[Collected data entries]
_ _ _ _ _

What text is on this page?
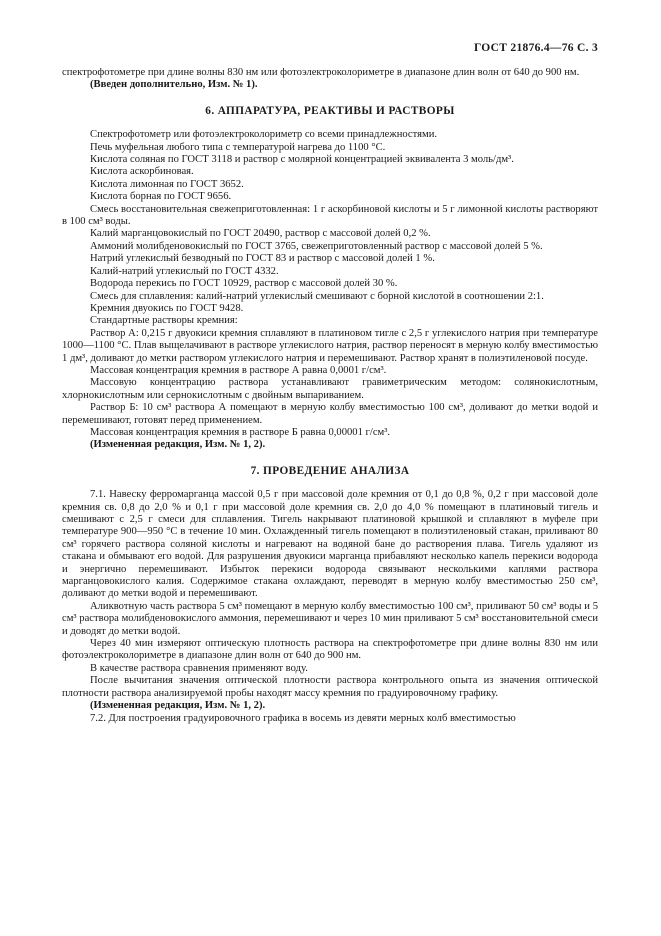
ГОСТ 21876.4—76 С. 3

спектрофотометре при длине волны 830 нм или фотоэлектроколориметре в диапазоне длин волн от 640 до 900 нм.

(Введен дополнительно, Изм. № 1).

6. АППАРАТУРА, РЕАКТИВЫ И РАСТВОРЫ

Спектрофотометр или фотоэлектроколориметр со всеми принадлежностями.

Печь муфельная любого типа с температурой нагрева до 1100 °С.

Кислота соляная по ГОСТ 3118 и раствор с молярной концентрацией эквивалента 3 моль/дм³.

Кислота аскорбиновая.

Кислота лимонная по ГОСТ 3652.

Кислота борная по ГОСТ 9656.

Смесь восстановительная свежеприготовленная: 1 г аскорбиновой кислоты и 5 г лимонной кислоты растворяют в 100 см³ воды.

Калий марганцовокислый по ГОСТ 20490, раствор с массовой долей 0,2 %.

Аммоний молибденовокислый по ГОСТ 3765, свежеприготовленный раствор с массовой долей 5 %.

Натрий углекислый безводный по ГОСТ 83 и раствор с массовой долей 1 %.

Калий-натрий углекислый по ГОСТ 4332.

Водорода перекись по ГОСТ 10929, раствор с массовой долей 30 %.

Смесь для сплавления: калий-натрий углекислый смешивают с борной кислотой в соотношении 2:1.

Кремния двуокись по ГОСТ 9428.

Стандартные растворы кремния:

Раствор А: 0,215 г двуокиси кремния сплавляют в платиновом тигле с 2,5 г углекислого натрия при температуре 1000—1100 °С. Плав выщелачивают в растворе углекислого натрия, раствор переносят в мерную колбу вместимостью 1 дм³, доливают до метки раствором углекислого натрия и перемешивают. Раствор хранят в полиэтиленовой посуде.

Массовая концентрация кремния в растворе А равна 0,0001 г/см³.

Массовую концентрацию раствора устанавливают гравиметрическим методом: солянокислотным, хлорнокислотным или сернокислотным с двойным выпариванием.

Раствор Б: 10 см³ раствора А помещают в мерную колбу вместимостью 100 см³, доливают до метки водой и перемешивают, готовят перед применением.

Массовая концентрация кремния в растворе Б равна 0,00001 г/см³.

(Измененная редакция, Изм. № 1, 2).

7. ПРОВЕДЕНИЕ АНАЛИЗА

7.1. Навеску ферромарганца массой 0,5 г при массовой доле кремния от 0,1 до 0,8 %, 0,2 г при массовой доле кремния св. 0,8 до 2,0 % и 0,1 г при массовой доле кремния св. 2,0 до 4,0 % помещают в платиновый тигель и смешивают с 2,5 г смеси для сплавления. Тигель накрывают платиновой крышкой и сплавляют в муфеле при температуре 900—950 °С в течение 10 мин. Охлажденный тигель помещают в полиэтиленовый стакан, приливают 80 см³ горячего раствора соляной кислоты и нагревают на водяной бане до растворения плава. Тигель удаляют из стакана и обмывают его водой. Для разрушения двуокиси марганца прибавляют несколько капель перекиси водорода и энергично перемешивают. Избыток перекиси водорода связывают несколькими каплями раствора марганцовокислого калия. Содержимое стакана охлаждают, переводят в мерную колбу вместимостью 250 см³, доливают до метки водой и перемешивают.

Аликвотную часть раствора 5 см³ помещают в мерную колбу вместимостью 100 см³, приливают 50 см³ воды и 5 см³ раствора молибденовокислого аммония, перемешивают и через 10 мин приливают 5 см³ восстановительной смеси и доводят до метки водой.

Через 40 мин измеряют оптическую плотность раствора на спектрофотометре при длине волны 830 нм или фотоэлектроколориметре в диапазоне длин волн от 640 до 900 нм.

В качестве раствора сравнения применяют воду.

После вычитания значения оптической плотности раствора контрольного опыта из значения оптической плотности раствора анализируемой пробы находят массу кремния по градуировочному графику.

(Измененная редакция, Изм. № 1, 2).

7.2. Для построения градуировочного графика в восемь из девяти мерных колб вместимостью
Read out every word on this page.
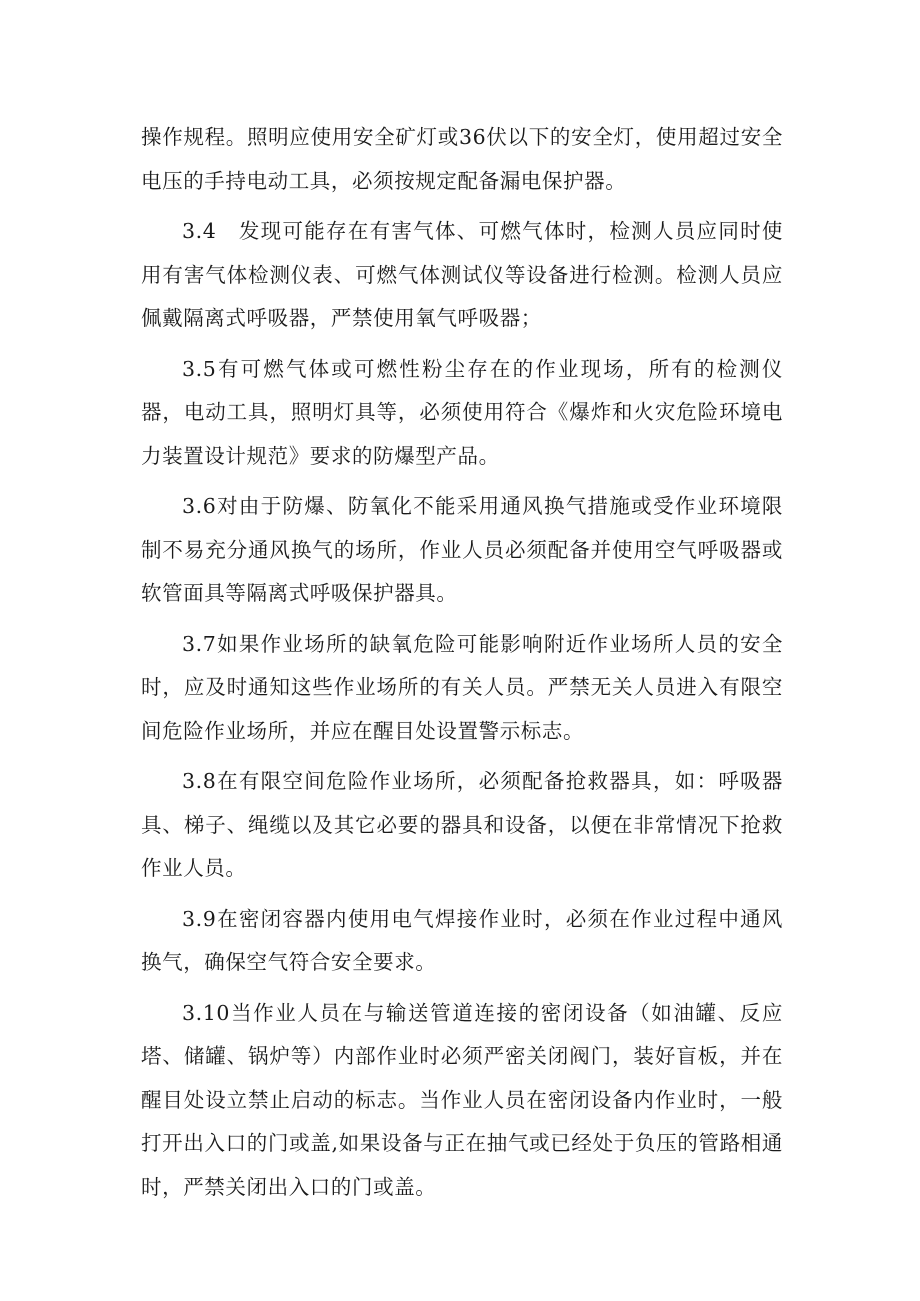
操作规程。照明应使用安全矿灯或36伏以下的安全灯，使用超过安全电压的手持电动工具，必须按规定配备漏电保护器。

3.4　发现可能存在有害气体、可燃气体时，检测人员应同时使用有害气体检测仪表、可燃气体测试仪等设备进行检测。检测人员应佩戴隔离式呼吸器，严禁使用氧气呼吸器；

3.5有可燃气体或可燃性粉尘存在的作业现场，所有的检测仪器，电动工具，照明灯具等，必须使用符合《爆炸和火灾危险环境电力装置设计规范》要求的防爆型产品。

3.6对由于防爆、防氧化不能采用通风换气措施或受作业环境限制不易充分通风换气的场所，作业人员必须配备并使用空气呼吸器或软管面具等隔离式呼吸保护器具。

3.7如果作业场所的缺氧危险可能影响附近作业场所人员的安全时，应及时通知这些作业场所的有关人员。严禁无关人员进入有限空间危险作业场所，并应在醒目处设置警示标志。

3.8在有限空间危险作业场所，必须配备抢救器具，如：呼吸器具、梯子、绳缆以及其它必要的器具和设备，以便在非常情况下抢救作业人员。

3.9在密闭容器内使用电气焊接作业时，必须在作业过程中通风换气，确保空气符合安全要求。

3.10当作业人员在与输送管道连接的密闭设备（如油罐、反应塔、储罐、锅炉等）内部作业时必须严密关闭阀门，装好盲板，并在醒目处设立禁止启动的标志。当作业人员在密闭设备内作业时，一般打开出入口的门或盖,如果设备与正在抽气或已经处于负压的管路相通时，严禁关闭出入口的门或盖。
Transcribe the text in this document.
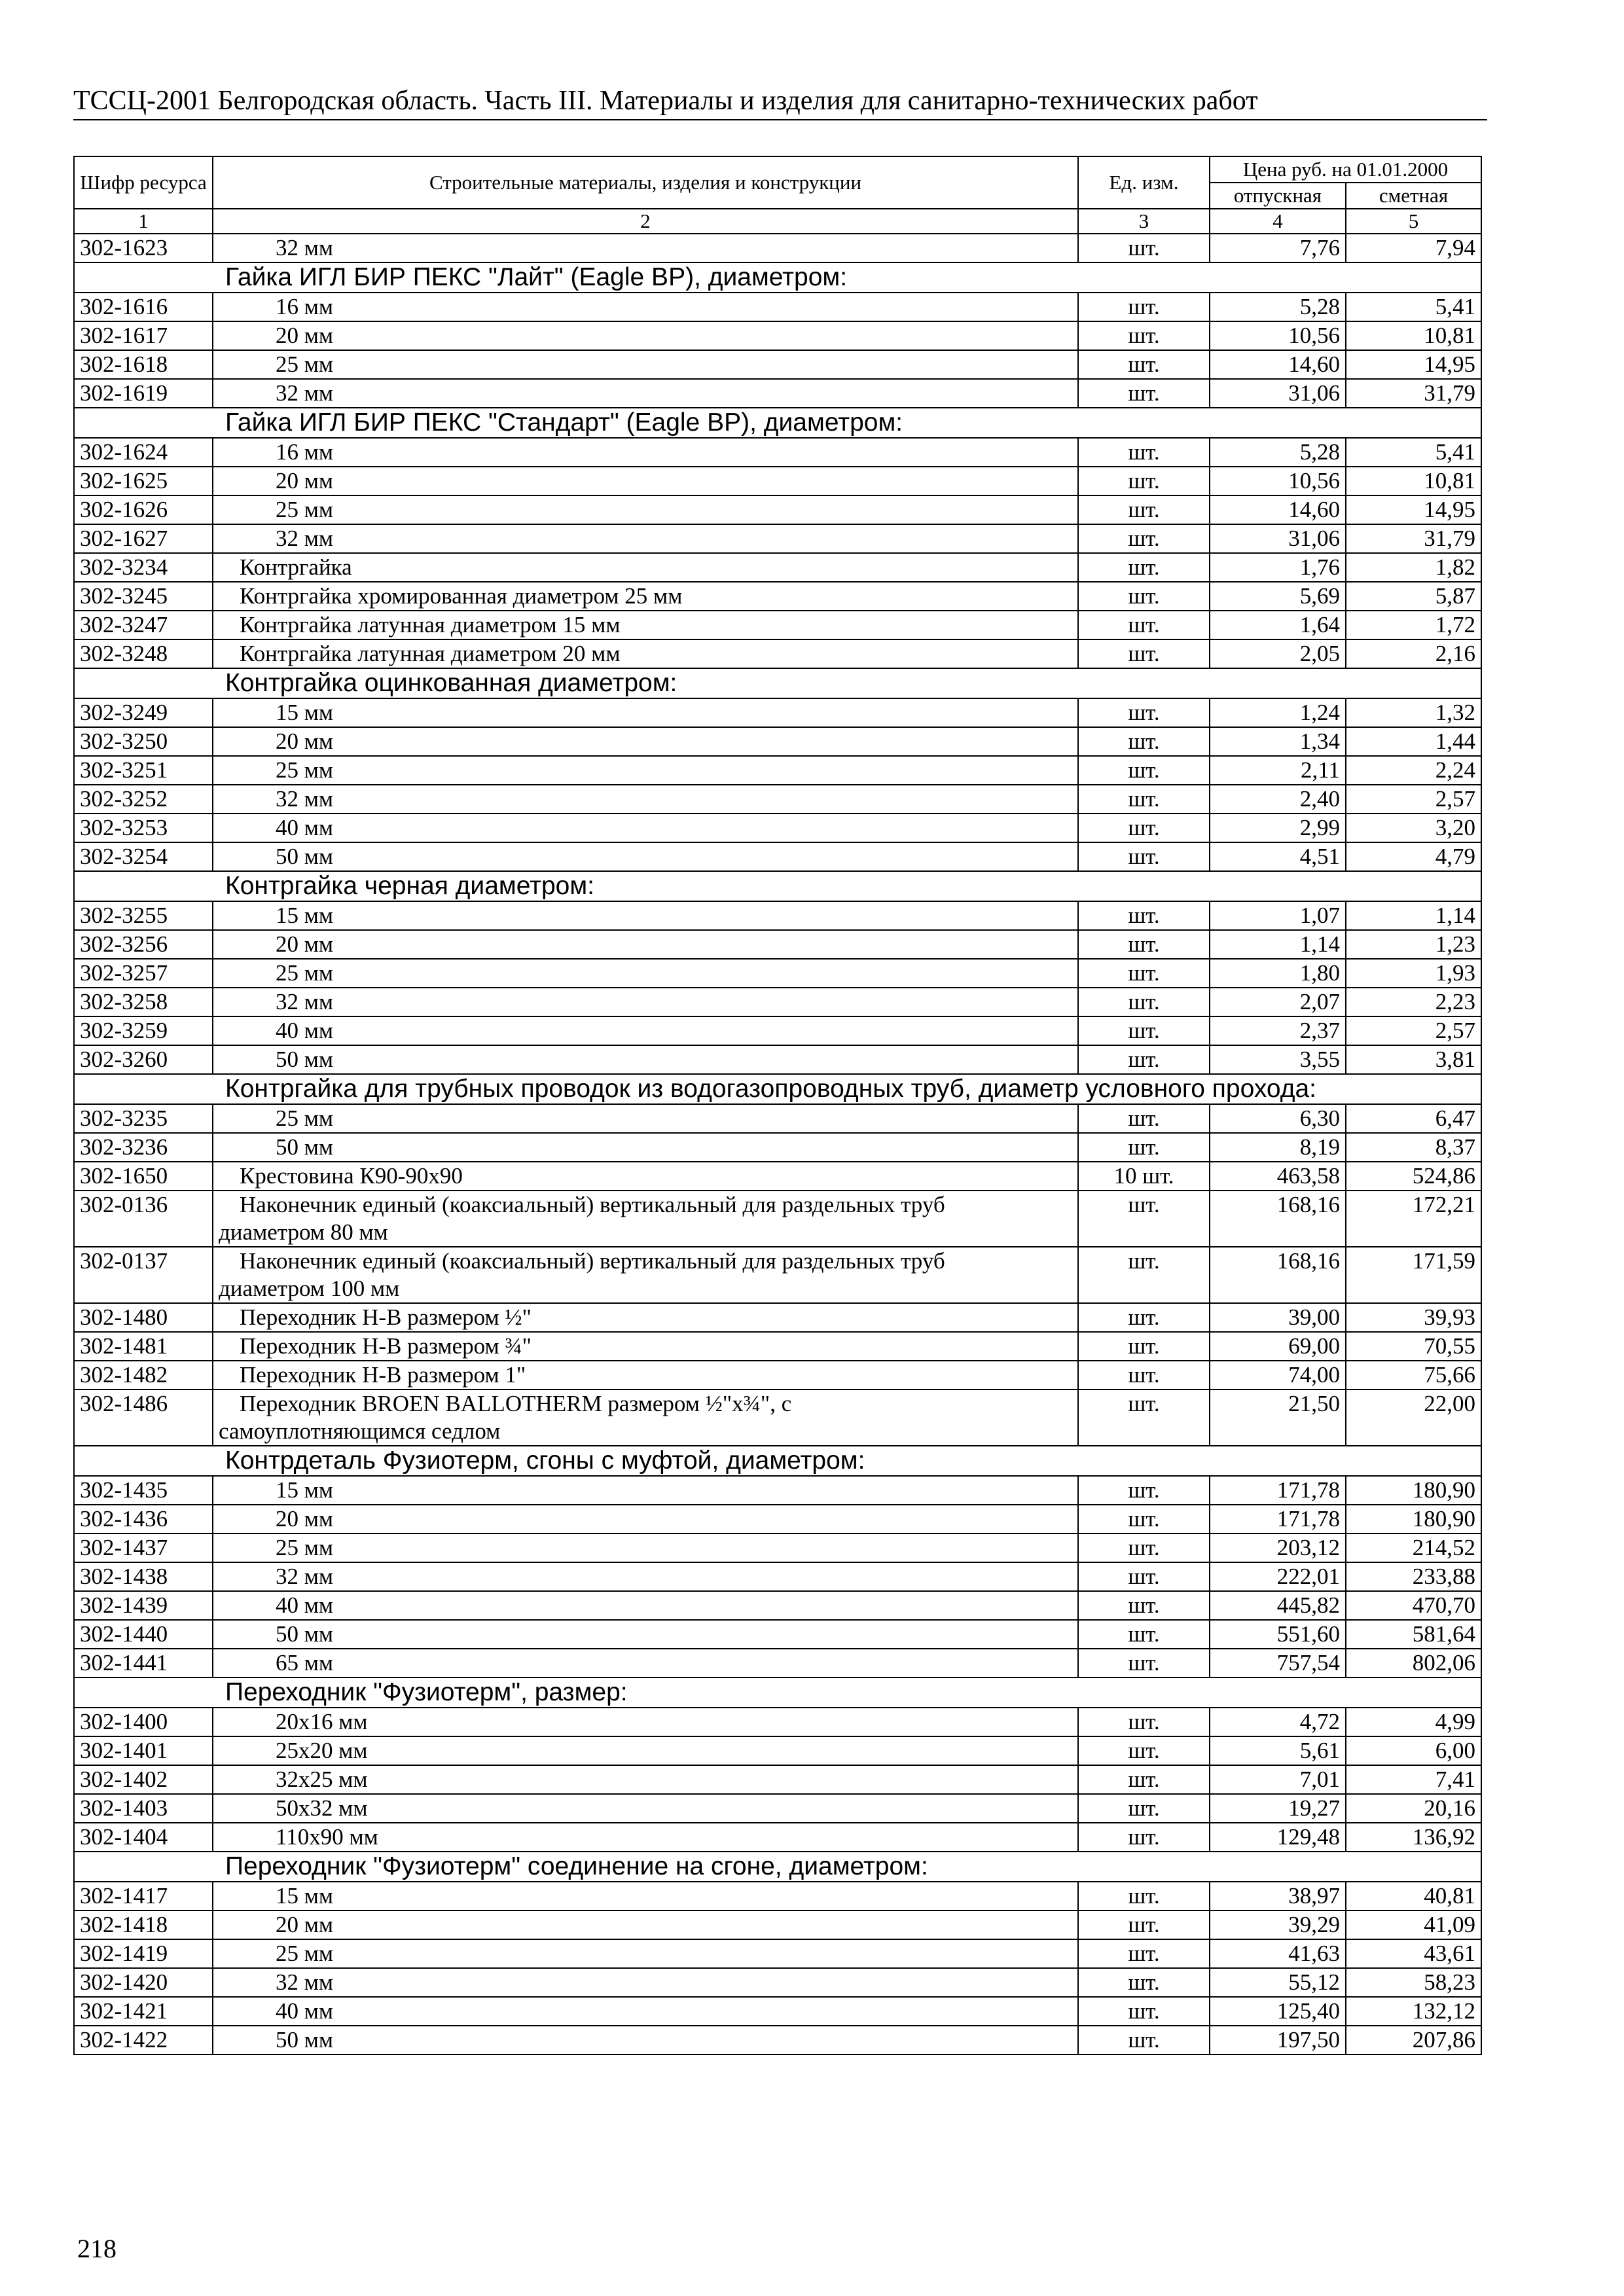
ТССЦ-2001 Белгородская область. Часть III. Материалы и изделия для санитарно-технических работ
Шифр ресурса	Строительные материалы, изделия и конструкции	Ед. изм.	Цена руб. на 01.01.2000	
			отпускная	сметная
1	2	3	4	5
302-1623	32 мм	шт.	7,76	7,94
Гайка ИГЛ БИР ПЕКС "Лайт" (Eagle BP), диаметром:				
302-1616	16 мм	шт.	5,28	5,41
302-1617	20 мм	шт.	10,56	10,81
302-1618	25 мм	шт.	14,60	14,95
302-1619	32 мм	шт.	31,06	31,79
Гайка ИГЛ БИР ПЕКС "Стандарт" (Eagle BP), диаметром:				
302-1624	16 мм	шт.	5,28	5,41
302-1625	20 мм	шт.	10,56	10,81
302-1626	25 мм	шт.	14,60	14,95
302-1627	32 мм	шт.	31,06	31,79
302-3234	Контргайка	шт.	1,76	1,82
302-3245	Контргайка хромированная диаметром 25 мм	шт.	5,69	5,87
302-3247	Контргайка латунная диаметром 15 мм	шт.	1,64	1,72
302-3248	Контргайка латунная диаметром 20 мм	шт.	2,05	2,16
Контргайка оцинкованная диаметром:				
302-3249	15 мм	шт.	1,24	1,32
302-3250	20 мм	шт.	1,34	1,44
302-3251	25 мм	шт.	2,11	2,24
302-3252	32 мм	шт.	2,40	2,57
302-3253	40 мм	шт.	2,99	3,20
302-3254	50 мм	шт.	4,51	4,79
Контргайка черная диаметром:				
302-3255	15 мм	шт.	1,07	1,14
302-3256	20 мм	шт.	1,14	1,23
302-3257	25 мм	шт.	1,80	1,93
302-3258	32 мм	шт.	2,07	2,23
302-3259	40 мм	шт.	2,37	2,57
302-3260	50 мм	шт.	3,55	3,81
Контргайка для трубных проводок из водогазопроводных труб, диаметр условного прохода:				
302-3235	25 мм	шт.	6,30	6,47
302-3236	50 мм	шт.	8,19	8,37
302-1650	Крестовина К90-90х90	10 шт.	463,58	524,86
302-0136	Наконечник единый (коаксиальный) вертикальный для раздельных труб
диаметром 80 мм	шт.	168,16	172,21
302-0137	Наконечник единый (коаксиальный) вертикальный для раздельных труб
диаметром 100 мм	шт.	168,16	171,59
302-1480	Переходник Н-В размером ½"	шт.	39,00	39,93
302-1481	Переходник Н-В размером ¾"	шт.	69,00	70,55
302-1482	Переходник Н-В размером 1"	шт.	74,00	75,66
302-1486	Переходник BROEN BALLOTHERM размером ½"х¾", с
самоуплотняющимся седлом	шт.	21,50	22,00
Контрдеталь Фузиотерм, сгоны с муфтой, диаметром:				
302-1435	15 мм	шт.	171,78	180,90
302-1436	20 мм	шт.	171,78	180,90
302-1437	25 мм	шт.	203,12	214,52
302-1438	32 мм	шт.	222,01	233,88
302-1439	40 мм	шт.	445,82	470,70
302-1440	50 мм	шт.	551,60	581,64
302-1441	65 мм	шт.	757,54	802,06
Переходник "Фузиотерм", размер:				
302-1400	20х16 мм	шт.	4,72	4,99
302-1401	25х20 мм	шт.	5,61	6,00
302-1402	32х25 мм	шт.	7,01	7,41
302-1403	50х32 мм	шт.	19,27	20,16
302-1404	110х90 мм	шт.	129,48	136,92
Переходник "Фузиотерм" соединение на сгоне, диаметром:				
302-1417	15 мм	шт.	38,97	40,81
302-1418	20 мм	шт.	39,29	41,09
302-1419	25 мм	шт.	41,63	43,61
302-1420	32 мм	шт.	55,12	58,23
302-1421	40 мм	шт.	125,40	132,12
302-1422	50 мм	шт.	197,50	207,86
218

_ _ _ _ _

[Problem] Search the entries for the word "концентрация" and gather every line where it appears.

[Output]
Массовая концентрация кремния в растворе А равна 0,0001 г/см³.
Массовая концентрация кремния в растворе Б равна 0,00001 г/см³.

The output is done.